▸ **Problem description**
Retype each entry below, keeping every character the same.

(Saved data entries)
....

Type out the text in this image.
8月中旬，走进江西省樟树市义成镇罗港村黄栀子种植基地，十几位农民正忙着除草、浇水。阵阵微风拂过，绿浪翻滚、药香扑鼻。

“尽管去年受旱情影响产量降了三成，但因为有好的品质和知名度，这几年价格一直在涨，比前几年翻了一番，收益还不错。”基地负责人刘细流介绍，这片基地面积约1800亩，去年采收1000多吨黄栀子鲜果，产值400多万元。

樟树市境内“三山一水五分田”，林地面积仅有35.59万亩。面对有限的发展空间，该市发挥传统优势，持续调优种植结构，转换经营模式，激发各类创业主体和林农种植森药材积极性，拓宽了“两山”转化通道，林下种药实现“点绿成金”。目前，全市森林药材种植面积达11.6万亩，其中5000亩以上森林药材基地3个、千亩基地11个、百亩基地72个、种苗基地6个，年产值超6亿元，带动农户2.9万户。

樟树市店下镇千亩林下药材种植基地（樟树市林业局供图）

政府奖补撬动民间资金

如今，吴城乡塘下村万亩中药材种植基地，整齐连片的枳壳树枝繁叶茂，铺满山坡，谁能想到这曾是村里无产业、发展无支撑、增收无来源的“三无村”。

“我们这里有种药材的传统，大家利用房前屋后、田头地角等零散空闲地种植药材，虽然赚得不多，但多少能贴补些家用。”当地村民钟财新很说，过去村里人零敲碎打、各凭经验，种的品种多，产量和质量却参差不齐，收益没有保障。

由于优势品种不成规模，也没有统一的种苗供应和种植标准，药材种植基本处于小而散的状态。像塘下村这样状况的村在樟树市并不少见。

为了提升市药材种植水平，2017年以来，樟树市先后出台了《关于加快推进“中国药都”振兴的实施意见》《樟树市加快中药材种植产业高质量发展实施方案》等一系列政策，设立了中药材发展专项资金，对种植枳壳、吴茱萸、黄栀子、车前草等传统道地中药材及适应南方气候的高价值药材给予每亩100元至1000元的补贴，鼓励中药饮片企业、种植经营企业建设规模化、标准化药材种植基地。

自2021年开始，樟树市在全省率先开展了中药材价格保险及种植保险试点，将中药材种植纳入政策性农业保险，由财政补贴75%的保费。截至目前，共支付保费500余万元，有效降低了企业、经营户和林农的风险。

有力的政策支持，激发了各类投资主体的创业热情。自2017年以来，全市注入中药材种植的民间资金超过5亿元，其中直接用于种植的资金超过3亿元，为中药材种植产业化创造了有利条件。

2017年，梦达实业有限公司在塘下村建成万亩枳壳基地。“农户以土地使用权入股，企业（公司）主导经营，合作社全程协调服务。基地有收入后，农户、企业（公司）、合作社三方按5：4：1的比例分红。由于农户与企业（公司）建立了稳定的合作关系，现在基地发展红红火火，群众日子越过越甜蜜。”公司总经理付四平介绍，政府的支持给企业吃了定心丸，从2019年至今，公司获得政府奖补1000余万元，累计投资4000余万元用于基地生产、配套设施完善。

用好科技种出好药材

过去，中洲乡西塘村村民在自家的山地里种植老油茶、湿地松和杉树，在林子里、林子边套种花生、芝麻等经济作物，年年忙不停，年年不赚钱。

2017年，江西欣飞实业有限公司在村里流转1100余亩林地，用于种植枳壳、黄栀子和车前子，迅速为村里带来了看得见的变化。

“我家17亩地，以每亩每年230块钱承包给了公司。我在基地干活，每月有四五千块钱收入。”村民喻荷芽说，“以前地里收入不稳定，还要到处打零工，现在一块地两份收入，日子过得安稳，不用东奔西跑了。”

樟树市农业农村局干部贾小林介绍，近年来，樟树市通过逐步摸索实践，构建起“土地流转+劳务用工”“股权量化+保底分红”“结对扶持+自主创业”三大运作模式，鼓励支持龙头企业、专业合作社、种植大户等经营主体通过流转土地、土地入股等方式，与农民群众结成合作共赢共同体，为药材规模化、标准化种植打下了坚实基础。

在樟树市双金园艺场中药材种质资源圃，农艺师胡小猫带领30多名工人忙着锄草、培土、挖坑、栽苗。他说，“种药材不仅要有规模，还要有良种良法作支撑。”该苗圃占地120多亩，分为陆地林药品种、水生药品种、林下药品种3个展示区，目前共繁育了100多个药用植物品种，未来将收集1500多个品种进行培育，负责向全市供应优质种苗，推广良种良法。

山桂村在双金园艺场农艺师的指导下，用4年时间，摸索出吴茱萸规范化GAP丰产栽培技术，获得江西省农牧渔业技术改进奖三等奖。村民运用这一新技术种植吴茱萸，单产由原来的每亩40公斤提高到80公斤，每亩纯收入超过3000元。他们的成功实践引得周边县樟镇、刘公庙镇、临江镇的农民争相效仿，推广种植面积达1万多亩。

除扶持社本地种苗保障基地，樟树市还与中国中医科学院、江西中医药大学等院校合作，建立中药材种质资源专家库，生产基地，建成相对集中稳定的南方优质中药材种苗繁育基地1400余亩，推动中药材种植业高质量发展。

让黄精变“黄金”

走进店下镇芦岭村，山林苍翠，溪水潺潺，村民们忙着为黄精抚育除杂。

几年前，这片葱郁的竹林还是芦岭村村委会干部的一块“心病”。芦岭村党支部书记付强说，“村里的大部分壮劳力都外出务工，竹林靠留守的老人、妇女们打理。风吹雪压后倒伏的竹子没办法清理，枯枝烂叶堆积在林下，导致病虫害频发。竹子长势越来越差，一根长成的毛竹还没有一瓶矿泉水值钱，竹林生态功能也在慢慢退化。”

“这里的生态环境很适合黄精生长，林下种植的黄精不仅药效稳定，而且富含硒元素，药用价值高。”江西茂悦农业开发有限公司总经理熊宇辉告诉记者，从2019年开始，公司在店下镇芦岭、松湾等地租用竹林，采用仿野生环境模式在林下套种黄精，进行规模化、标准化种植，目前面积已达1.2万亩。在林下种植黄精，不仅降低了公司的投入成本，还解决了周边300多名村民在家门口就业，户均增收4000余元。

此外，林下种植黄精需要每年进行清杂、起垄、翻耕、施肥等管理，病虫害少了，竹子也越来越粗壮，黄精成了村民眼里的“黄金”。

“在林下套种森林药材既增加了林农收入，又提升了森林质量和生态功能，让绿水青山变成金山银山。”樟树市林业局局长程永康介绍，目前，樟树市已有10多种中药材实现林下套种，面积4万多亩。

....

▸ **The completed task**
Type out the text in this image.
8月中旬，走进江西省樟树市义成镇罗港村黄栀子种植基地，十几位农民正忙着除草、浇水。阵阵微风拂过，绿浪翻滚、药香扑鼻。

“尽管去年受旱情影响产量降了三成，但因为有好的品质和知名度，这几年价格一直在涨，比前几年翻了一番，收益还不错。”基地负责人刘细流介绍，这片基地面积约1800亩，去年采收1000多吨黄栀子鲜果，产值400多万元。

樟树市境内“三山一水五分田”，林地面积仅有35.59万亩。面对有限的发展空间，该市发挥传统优势，持续调优种植结构，转换经营模式，激发各类创业主体和林农种植森药材积极性，拓宽了“两山”转化通道，林下种药实现“点绿成金”。目前，全市森林药材种植面积达11.6万亩，其中5000亩以上森林药材基地3个、千亩基地11个、百亩基地72个、种苗基地6个，年产值超6亿元，带动农户2.9万户。

樟树市店下镇千亩林下药材种植基地（樟树市林业局供图）

政府奖补撬动民间资金

如今，吴城乡塘下村万亩中药材种植基地，整齐连片的枳壳树枝繁叶茂，铺满山坡，谁能想到这曾是村里无产业、发展无支撑、增收无来源的“三无村”。

“我们这里有种药材的传统，大家利用房前屋后、田头地角等零散空闲地种植药材，虽然赚得不多，但多少能贴补些家用。”当地村民钟财新很说，过去村里人零敲碎打、各凭经验，种的品种多，产量和质量却参差不齐，收益没有保障。

由于优势品种不成规模，也没有统一的种苗供应和种植标准，药材种植基本处于小而散的状态。像塘下村这样状况的村在樟树市并不少见。

为了提升市药材种植水平，2017年以来，樟树市先后出台了《关于加快推进“中国药都”振兴的实施意见》《樟树市加快中药材种植产业高质量发展实施方案》等一系列政策，设立了中药材发展专项资金，对种植枳壳、吴茱萸、黄栀子、车前草等传统道地中药材及适应南方气候的高价值药材给予每亩100元至1000元的补贴，鼓励中药饮片企业、种植经营企业建设规模化、标准化药材种植基地。

自2021年开始，樟树市在全省率先开展了中药材价格保险及种植保险试点，将中药材种植纳入政策性农业保险，由财政补贴75%的保费。截至目前，共支付保费500余万元，有效降低了企业、经营户和林农的风险。

有力的政策支持，激发了各类投资主体的创业热情。自2017年以来，全市注入中药材种植的民间资金超过5亿元，其中直接用于种植的资金超过3亿元，为中药材种植产业化创造了有利条件。

2017年，梦达实业有限公司在塘下村建成万亩枳壳基地。“农户以土地使用权入股，企业（公司）主导经营，合作社全程协调服务。基地有收入后，农户、企业（公司）、合作社三方按5：4：1的比例分红。由于农户与企业（公司）建立了稳定的合作关系，现在基地发展红红火火，群众日子越过越甜蜜。”公司总经理付四平介绍，政府的支持给企业吃了定心丸，从2019年至今，公司获得政府奖补1000余万元，累计投资4000余万元用于基地生产、配套设施完善。

用好科技种出好药材

过去，中洲乡西塘村村民在自家的山地里种植老油茶、湿地松和杉树，在林子里、林子边套种花生、芝麻等经济作物，年年忙不停，年年不赚钱。

2017年，江西欣飞实业有限公司在村里流转1100余亩林地，用于种植枳壳、黄栀子和车前子，迅速为村里带来了看得见的变化。

“我家17亩地，以每亩每年230块钱承包给了公司。我在基地干活，每月有四五千块钱收入。”村民喻荷芽说，“以前地里收入不稳定，还要到处打零工，现在一块地两份收入，日子过得安稳，不用东奔西跑了。”

樟树市农业农村局干部贾小林介绍，近年来，樟树市通过逐步摸索实践，构建起“土地流转+劳务用工”“股权量化+保底分红”“结对扶持+自主创业”三大运作模式，鼓励支持龙头企业、专业合作社、种植大户等经营主体通过流转土地、土地入股等方式，与农民群众结成合作共赢共同体，为药材规模化、标准化种植打下了坚实基础。

在樟树市双金园艺场中药材种质资源圃，农艺师胡小猫带领30多名工人忙着锄草、培土、挖坑、栽苗。他说，“种药材不仅要有规模，还要有良种良法作支撑。”该苗圃占地120多亩，分为陆地林药品种、水生药品种、林下药品种3个展示区，目前共繁育了100多个药用植物品种，未来将收集1500多个品种进行培育，负责向全市供应优质种苗，推广良种良法。

山桂村在双金园艺场农艺师的指导下，用4年时间，摸索出吴茱萸规范化GAP丰产栽培技术，获得江西省农牧渔业技术改进奖三等奖。村民运用这一新技术种植吴茱萸，单产由原来的每亩40公斤提高到80公斤，每亩纯收入超过3000元。他们的成功实践引得周边县樟镇、刘公庙镇、临江镇的农民争相效仿，推广种植面积达1万多亩。

除扶持社本地种苗保障基地，樟树市还与中国中医科学院、江西中医药大学等院校合作，建立中药材种质资源专家库，生产基地，建成相对集中稳定的南方优质中药材种苗繁育基地1400余亩，推动中药材种植业高质量发展。

让黄精变“黄金”

走进店下镇芦岭村，山林苍翠，溪水潺潺，村民们忙着为黄精抚育除杂。

几年前，这片葱郁的竹林还是芦岭村村委会干部的一块“心病”。芦岭村党支部书记付强说，“村里的大部分壮劳力都外出务工，竹林靠留守的老人、妇女们打理。风吹雪压后倒伏的竹子没办法清理，枯枝烂叶堆积在林下，导致病虫害频发。竹子长势越来越差，一根长成的毛竹还没有一瓶矿泉水值钱，竹林生态功能也在慢慢退化。”

“这里的生态环境很适合黄精生长，林下种植的黄精不仅药效稳定，而且富含硒元素，药用价值高。”江西茂悦农业开发有限公司总经理熊宇辉告诉记者，从2019年开始，公司在店下镇芦岭、松湾等地租用竹林，采用仿野生环境模式在林下套种黄精，进行规模化、标准化种植，目前面积已达1.2万亩。在林下种植黄精，不仅降低了公司的投入成本，还解决了周边300多名村民在家门口就业，户均增收4000余元。

此外，林下种植黄精需要每年进行清杂、起垄、翻耕、施肥等管理，病虫害少了，竹子也越来越粗壮，黄精成了村民眼里的“黄金”。

“在林下套种森林药材既增加了林农收入，又提升了森林质量和生态功能，让绿水青山变成金山银山。”樟树市林业局局长程永康介绍，目前，樟树市已有10多种中药材实现林下套种，面积4万多亩。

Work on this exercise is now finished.